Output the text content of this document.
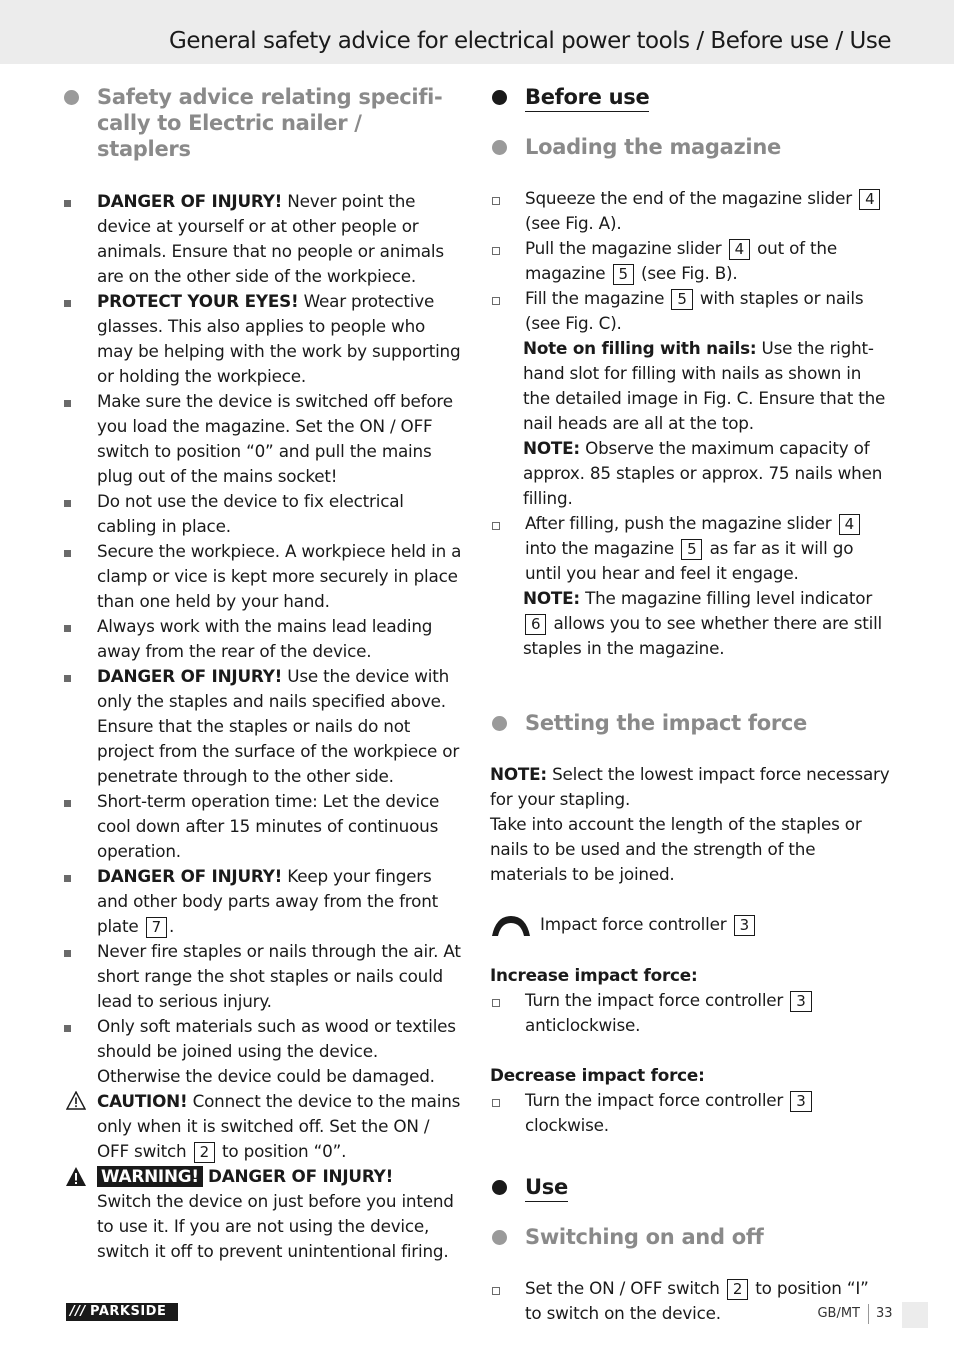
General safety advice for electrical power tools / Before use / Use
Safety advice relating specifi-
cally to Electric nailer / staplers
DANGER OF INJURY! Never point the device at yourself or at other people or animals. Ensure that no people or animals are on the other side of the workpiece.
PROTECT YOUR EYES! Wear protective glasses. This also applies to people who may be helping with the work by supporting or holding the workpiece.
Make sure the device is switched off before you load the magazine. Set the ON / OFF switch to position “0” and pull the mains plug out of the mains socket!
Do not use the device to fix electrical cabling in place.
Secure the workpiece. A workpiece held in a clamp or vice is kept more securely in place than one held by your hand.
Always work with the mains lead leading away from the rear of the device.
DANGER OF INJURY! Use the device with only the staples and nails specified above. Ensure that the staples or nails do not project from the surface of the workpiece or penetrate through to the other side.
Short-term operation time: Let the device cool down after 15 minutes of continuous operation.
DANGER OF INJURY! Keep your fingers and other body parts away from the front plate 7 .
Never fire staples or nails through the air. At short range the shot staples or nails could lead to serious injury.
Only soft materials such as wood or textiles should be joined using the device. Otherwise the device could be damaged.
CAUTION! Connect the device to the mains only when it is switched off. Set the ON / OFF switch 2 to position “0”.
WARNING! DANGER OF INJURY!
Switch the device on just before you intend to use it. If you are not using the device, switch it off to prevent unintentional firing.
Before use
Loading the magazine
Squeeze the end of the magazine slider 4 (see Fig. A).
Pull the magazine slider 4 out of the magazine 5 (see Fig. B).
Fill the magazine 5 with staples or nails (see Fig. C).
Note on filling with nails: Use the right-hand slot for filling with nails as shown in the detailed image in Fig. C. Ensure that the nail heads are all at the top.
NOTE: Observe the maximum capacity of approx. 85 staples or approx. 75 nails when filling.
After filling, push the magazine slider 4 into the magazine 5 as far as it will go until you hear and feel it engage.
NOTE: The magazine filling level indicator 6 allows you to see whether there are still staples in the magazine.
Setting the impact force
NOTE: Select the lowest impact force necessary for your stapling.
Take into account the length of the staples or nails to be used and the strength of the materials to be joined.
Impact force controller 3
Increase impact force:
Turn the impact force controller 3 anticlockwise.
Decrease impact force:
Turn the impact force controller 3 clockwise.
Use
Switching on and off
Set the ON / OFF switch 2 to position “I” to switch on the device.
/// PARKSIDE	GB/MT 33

**Do this**. Copy the listing word for word, excluding its pictures.

**Full answer**.
Output the text content of this document.
General safety advice for electrical power tools / Before use / Use
Safety advice relating specifi-
cally to Electric nailer / staplers
DANGER OF INJURY! Never point the device at yourself or at other people or animals. Ensure that no people or animals are on the other side of the workpiece.
PROTECT YOUR EYES! Wear protective glasses. This also applies to people who may be helping with the work by supporting or holding the workpiece.
Make sure the device is switched off before you load the magazine. Set the ON / OFF switch to position “0” and pull the mains plug out of the mains socket!
Do not use the device to fix electrical cabling in place.
Secure the workpiece. A workpiece held in a clamp or vice is kept more securely in place than one held by your hand.
Always work with the mains lead leading away from the rear of the device.
DANGER OF INJURY! Use the device with only the staples and nails specified above. Ensure that the staples or nails do not project from the surface of the workpiece or penetrate through to the other side.
Short-term operation time: Let the device cool down after 15 minutes of continuous operation.
DANGER OF INJURY! Keep your fingers and other body parts away from the front plate 7 .
Never fire staples or nails through the air. At short range the shot staples or nails could lead to serious injury.
Only soft materials such as wood or textiles should be joined using the device. Otherwise the device could be damaged.
CAUTION! Connect the device to the mains only when it is switched off. Set the ON / OFF switch 2 to position “0”.
WARNING! DANGER OF INJURY!
Switch the device on just before you intend to use it. If you are not using the device, switch it off to prevent unintentional firing.
Before use
Loading the magazine
Squeeze the end of the magazine slider 4 (see Fig. A).
Pull the magazine slider 4 out of the magazine 5 (see Fig. B).
Fill the magazine 5 with staples or nails (see Fig. C).
Note on filling with nails: Use the right-hand slot for filling with nails as shown in the detailed image in Fig. C. Ensure that the nail heads are all at the top.
NOTE: Observe the maximum capacity of approx. 85 staples or approx. 75 nails when filling.
After filling, push the magazine slider 4 into the magazine 5 as far as it will go until you hear and feel it engage.
NOTE: The magazine filling level indicator 6 allows you to see whether there are still staples in the magazine.
Setting the impact force
NOTE: Select the lowest impact force necessary for your stapling.
Take into account the length of the staples or nails to be used and the strength of the materials to be joined.
Impact force controller 3
Increase impact force:
Turn the impact force controller 3 anticlockwise.
Decrease impact force:
Turn the impact force controller 3 clockwise.
Use
Switching on and off
Set the ON / OFF switch 2 to position “I” to switch on the device.
/// PARKSIDE	GB/MT 33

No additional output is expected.